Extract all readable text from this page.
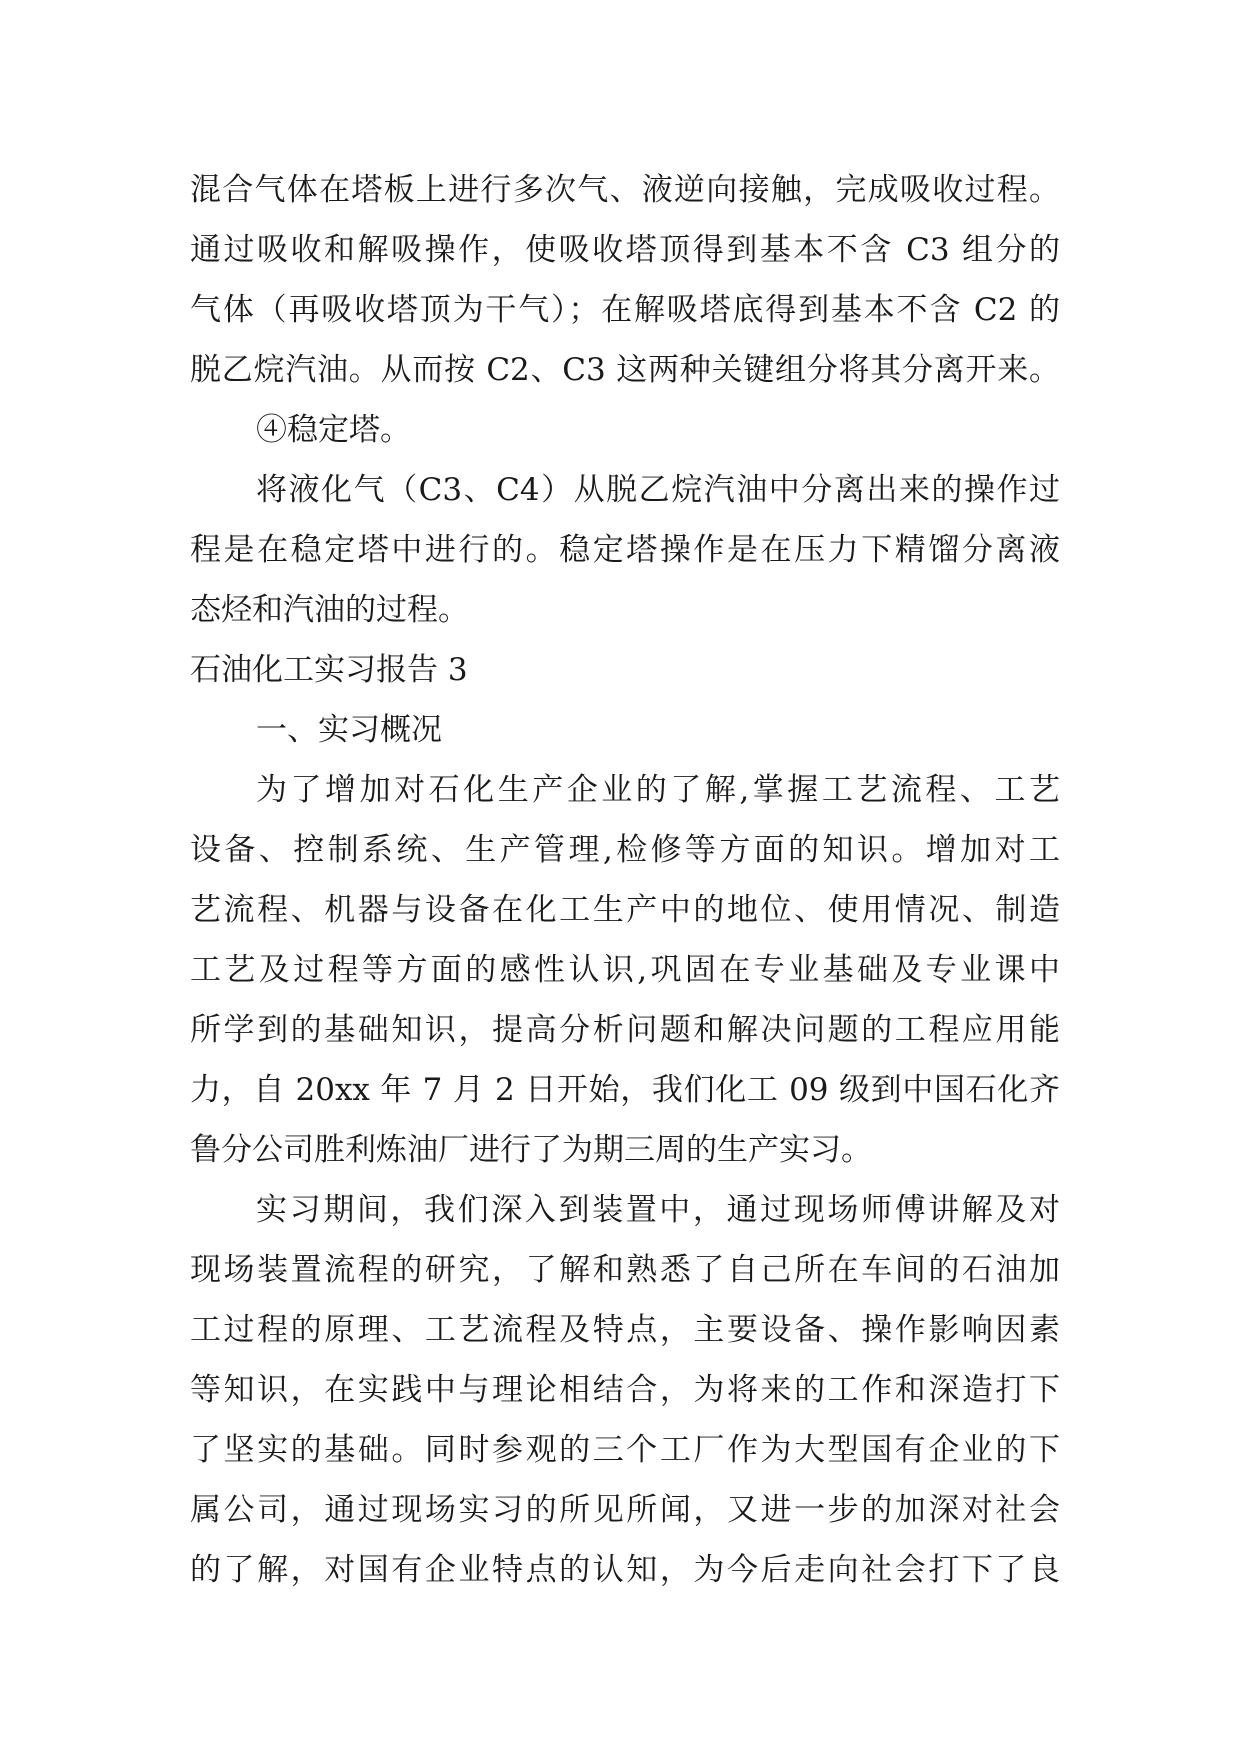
混合气体在塔板上进行多次气、液逆向接触，完成吸收过程。
通过吸收和解吸操作，使吸收塔顶得到基本不含 C3 组分的
气体（再吸收塔顶为干气）；在解吸塔底得到基本不含 C2 的
脱乙烷汽油。从而按 C2、C3 这两种关键组分将其分离开来。
④稳定塔。
将液化气（C3、C4）从脱乙烷汽油中分离出来的操作过
程是在稳定塔中进行的。稳定塔操作是在压力下精馏分离液
态烃和汽油的过程。
石油化工实习报告 3
一、实习概况
为了增加对石化生产企业的了解,掌握工艺流程、工艺
设备、控制系统、生产管理,检修等方面的知识。增加对工
艺流程、机器与设备在化工生产中的地位、使用情况、制造
工艺及过程等方面的感性认识,巩固在专业基础及专业课中
所学到的基础知识，提高分析问题和解决问题的工程应用能
力，自 20xx 年 7 月 2 日开始，我们化工 09 级到中国石化齐
鲁分公司胜利炼油厂进行了为期三周的生产实习。
实习期间，我们深入到装置中，通过现场师傅讲解及对
现场装置流程的研究，了解和熟悉了自己所在车间的石油加
工过程的原理、工艺流程及特点，主要设备、操作影响因素
等知识，在实践中与理论相结合，为将来的工作和深造打下
了坚实的基础。同时参观的三个工厂作为大型国有企业的下
属公司，通过现场实习的所见所闻，又进一步的加深对社会
的了解，对国有企业特点的认知，为今后走向社会打下了良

- **REQUIRED WORK**
Every line above should be returned exactly; the pictures stay out.

- **RESULT OF THIS EXERCISE**
Extract all readable text from this page.
混合气体在塔板上进行多次气、液逆向接触，完成吸收过程。
通过吸收和解吸操作，使吸收塔顶得到基本不含 C3 组分的
气体（再吸收塔顶为干气）；在解吸塔底得到基本不含 C2 的
脱乙烷汽油。从而按 C2、C3 这两种关键组分将其分离开来。
④稳定塔。
将液化气（C3、C4）从脱乙烷汽油中分离出来的操作过
程是在稳定塔中进行的。稳定塔操作是在压力下精馏分离液
态烃和汽油的过程。
石油化工实习报告 3
一、实习概况
为了增加对石化生产企业的了解,掌握工艺流程、工艺
设备、控制系统、生产管理,检修等方面的知识。增加对工
艺流程、机器与设备在化工生产中的地位、使用情况、制造
工艺及过程等方面的感性认识,巩固在专业基础及专业课中
所学到的基础知识，提高分析问题和解决问题的工程应用能
力，自 20xx 年 7 月 2 日开始，我们化工 09 级到中国石化齐
鲁分公司胜利炼油厂进行了为期三周的生产实习。
实习期间，我们深入到装置中，通过现场师傅讲解及对
现场装置流程的研究，了解和熟悉了自己所在车间的石油加
工过程的原理、工艺流程及特点，主要设备、操作影响因素
等知识，在实践中与理论相结合，为将来的工作和深造打下
了坚实的基础。同时参观的三个工厂作为大型国有企业的下
属公司，通过现场实习的所见所闻，又进一步的加深对社会
的了解，对国有企业特点的认知，为今后走向社会打下了良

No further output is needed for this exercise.